-- Goal --
Return the count of lines that mention "Strategy", with no other words.

»»

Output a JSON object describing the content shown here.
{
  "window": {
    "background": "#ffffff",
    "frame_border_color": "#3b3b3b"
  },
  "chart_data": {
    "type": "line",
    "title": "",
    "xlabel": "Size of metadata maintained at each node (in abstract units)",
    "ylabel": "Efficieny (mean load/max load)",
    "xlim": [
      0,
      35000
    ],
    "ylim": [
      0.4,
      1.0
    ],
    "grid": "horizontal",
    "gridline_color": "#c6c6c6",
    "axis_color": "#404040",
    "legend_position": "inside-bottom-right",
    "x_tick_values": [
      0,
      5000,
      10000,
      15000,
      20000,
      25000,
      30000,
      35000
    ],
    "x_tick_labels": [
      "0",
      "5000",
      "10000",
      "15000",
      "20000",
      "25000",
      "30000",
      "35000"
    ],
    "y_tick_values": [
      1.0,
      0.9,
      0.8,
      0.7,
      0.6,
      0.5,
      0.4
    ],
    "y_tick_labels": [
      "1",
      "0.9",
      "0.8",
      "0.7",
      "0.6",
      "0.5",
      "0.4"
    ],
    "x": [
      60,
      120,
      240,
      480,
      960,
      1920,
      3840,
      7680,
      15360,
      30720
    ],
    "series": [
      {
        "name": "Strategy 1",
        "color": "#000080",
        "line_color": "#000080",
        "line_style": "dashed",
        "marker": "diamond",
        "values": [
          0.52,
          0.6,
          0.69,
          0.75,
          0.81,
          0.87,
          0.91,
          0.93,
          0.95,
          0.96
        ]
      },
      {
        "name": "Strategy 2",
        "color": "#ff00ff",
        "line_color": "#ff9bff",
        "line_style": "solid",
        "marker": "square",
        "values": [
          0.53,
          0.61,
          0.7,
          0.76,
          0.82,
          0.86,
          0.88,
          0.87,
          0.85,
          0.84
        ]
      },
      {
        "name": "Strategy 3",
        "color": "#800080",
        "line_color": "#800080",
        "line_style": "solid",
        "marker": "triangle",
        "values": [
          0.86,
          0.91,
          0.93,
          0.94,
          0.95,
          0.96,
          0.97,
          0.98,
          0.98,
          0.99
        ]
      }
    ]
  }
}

««

-- Answer to this problem --
3